▸ **PROBLEM A**:
According to the scam post, which body announced an investigation into fuel-saving devices?
▸ **PROBLEM B**:
Reproduce part of the scam post word for word, beginning at the words "Thorough, but dumb." and stopping after "(See also.)".

▸ **SOURCE EXTRACT**:
**********
Scam magnetism

Apropos previous mentions of lazy spam-scammers, here's one who's working harder.

I got three copies of his "order", sent to my domain-registration e-mail address, my private iiNet address, and dan@dansdata.com. The man's thorough!

From: "Bill Jackson" <rev.billjackson@gmail.com>
Date: Tue, 12 Aug 2008 16:11:41 -0700
To: sushilmehta0072000@yahoo.com
Subject: order

Hello good day my name is Rev.Bill Jackson i will like to order some Fuel
Savers from you and will like to nop the cost for each plus tax and dont
include shipping cost

Thorough, but dumb.

Perhaps there's a little symbiont circle out there, of scam artists making worthless fuel-savers and other scam artists buying said fuel-savers with fake bank cheques.

(See also.)

Oh, and the New South Wales Office of Fair Trading has announced an investigation into fuel-saving devices. They somehow managed to not mention the word "firepower" anywhere in the press release.

Posted in Scams, Spam. 3 Comments »
**********
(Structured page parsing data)
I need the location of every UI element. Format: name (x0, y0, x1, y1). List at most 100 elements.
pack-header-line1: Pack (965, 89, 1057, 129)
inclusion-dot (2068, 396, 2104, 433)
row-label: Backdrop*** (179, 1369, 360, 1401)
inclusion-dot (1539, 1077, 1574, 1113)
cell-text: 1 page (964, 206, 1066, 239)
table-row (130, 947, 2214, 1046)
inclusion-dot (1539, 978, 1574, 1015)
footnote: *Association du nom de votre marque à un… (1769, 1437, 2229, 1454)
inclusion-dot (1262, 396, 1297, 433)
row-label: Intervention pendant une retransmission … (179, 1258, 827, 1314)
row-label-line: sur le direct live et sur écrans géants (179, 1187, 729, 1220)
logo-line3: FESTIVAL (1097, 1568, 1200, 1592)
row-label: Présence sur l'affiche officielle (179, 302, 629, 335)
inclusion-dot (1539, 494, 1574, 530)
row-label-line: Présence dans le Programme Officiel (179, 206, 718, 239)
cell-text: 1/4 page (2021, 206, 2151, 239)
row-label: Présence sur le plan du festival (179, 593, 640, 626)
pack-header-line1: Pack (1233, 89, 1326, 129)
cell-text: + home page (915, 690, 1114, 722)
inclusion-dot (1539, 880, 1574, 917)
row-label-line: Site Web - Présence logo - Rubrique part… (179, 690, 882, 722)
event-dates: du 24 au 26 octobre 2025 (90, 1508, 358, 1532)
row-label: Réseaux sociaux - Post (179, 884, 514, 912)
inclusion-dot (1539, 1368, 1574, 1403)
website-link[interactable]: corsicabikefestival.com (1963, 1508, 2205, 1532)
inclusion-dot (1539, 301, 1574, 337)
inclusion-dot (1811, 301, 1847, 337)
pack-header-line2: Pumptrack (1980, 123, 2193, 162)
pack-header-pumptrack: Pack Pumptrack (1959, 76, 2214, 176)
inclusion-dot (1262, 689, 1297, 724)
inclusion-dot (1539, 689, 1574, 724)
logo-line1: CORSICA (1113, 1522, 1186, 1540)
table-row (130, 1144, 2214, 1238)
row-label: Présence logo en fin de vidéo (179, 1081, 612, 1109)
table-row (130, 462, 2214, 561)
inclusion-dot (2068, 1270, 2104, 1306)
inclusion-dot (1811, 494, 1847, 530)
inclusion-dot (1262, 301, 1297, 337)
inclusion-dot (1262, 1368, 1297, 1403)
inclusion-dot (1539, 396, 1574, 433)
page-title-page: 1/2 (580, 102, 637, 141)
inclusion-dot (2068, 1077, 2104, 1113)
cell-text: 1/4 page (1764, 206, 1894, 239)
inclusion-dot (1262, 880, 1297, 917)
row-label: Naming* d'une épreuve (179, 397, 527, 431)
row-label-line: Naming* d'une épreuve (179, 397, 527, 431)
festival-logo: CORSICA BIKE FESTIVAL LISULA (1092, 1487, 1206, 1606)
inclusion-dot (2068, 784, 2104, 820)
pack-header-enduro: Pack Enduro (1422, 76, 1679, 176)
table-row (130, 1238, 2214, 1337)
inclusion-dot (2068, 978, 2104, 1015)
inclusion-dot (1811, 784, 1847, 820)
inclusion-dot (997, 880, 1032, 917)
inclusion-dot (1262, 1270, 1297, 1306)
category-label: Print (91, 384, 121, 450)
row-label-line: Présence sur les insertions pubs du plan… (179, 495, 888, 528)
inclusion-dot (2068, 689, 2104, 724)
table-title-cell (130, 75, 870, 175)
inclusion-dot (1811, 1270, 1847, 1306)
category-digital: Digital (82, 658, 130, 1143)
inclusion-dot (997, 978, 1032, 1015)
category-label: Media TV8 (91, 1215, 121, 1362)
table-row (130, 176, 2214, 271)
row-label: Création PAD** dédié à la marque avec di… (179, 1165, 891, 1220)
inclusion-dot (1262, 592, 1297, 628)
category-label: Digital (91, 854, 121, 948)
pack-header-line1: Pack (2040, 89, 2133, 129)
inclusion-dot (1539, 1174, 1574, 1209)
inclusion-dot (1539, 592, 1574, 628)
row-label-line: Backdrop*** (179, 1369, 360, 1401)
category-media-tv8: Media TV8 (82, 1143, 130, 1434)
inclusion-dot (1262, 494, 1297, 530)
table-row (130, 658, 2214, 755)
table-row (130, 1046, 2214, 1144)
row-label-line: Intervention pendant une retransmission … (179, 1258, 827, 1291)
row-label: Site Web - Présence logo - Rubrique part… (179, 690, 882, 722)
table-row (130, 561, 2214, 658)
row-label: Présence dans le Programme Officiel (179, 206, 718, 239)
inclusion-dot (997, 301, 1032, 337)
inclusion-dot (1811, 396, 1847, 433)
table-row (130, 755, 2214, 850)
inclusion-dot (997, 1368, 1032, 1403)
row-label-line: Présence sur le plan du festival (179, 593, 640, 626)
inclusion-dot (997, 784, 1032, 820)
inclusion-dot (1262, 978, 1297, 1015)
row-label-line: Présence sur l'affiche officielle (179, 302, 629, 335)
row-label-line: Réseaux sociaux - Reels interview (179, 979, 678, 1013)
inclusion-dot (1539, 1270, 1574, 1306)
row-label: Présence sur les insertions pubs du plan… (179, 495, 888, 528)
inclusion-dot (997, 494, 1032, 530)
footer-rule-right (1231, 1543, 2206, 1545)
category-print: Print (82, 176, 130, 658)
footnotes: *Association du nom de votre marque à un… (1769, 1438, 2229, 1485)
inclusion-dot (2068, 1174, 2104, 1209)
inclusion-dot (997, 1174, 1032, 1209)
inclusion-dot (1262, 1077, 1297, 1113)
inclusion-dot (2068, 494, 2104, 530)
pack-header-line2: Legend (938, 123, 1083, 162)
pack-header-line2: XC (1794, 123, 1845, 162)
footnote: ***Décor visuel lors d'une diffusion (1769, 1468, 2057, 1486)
**********
▸ **REPLY A**:
The New South Wales Office of Fair Trading.

▸ **REPLY B**:
Thorough, but dumb.

Perhaps there's a little symbiont circle out there, of scam artists making worthless fuel-savers and other scam artists buying said fuel-savers with fake bank cheques.

(See also.)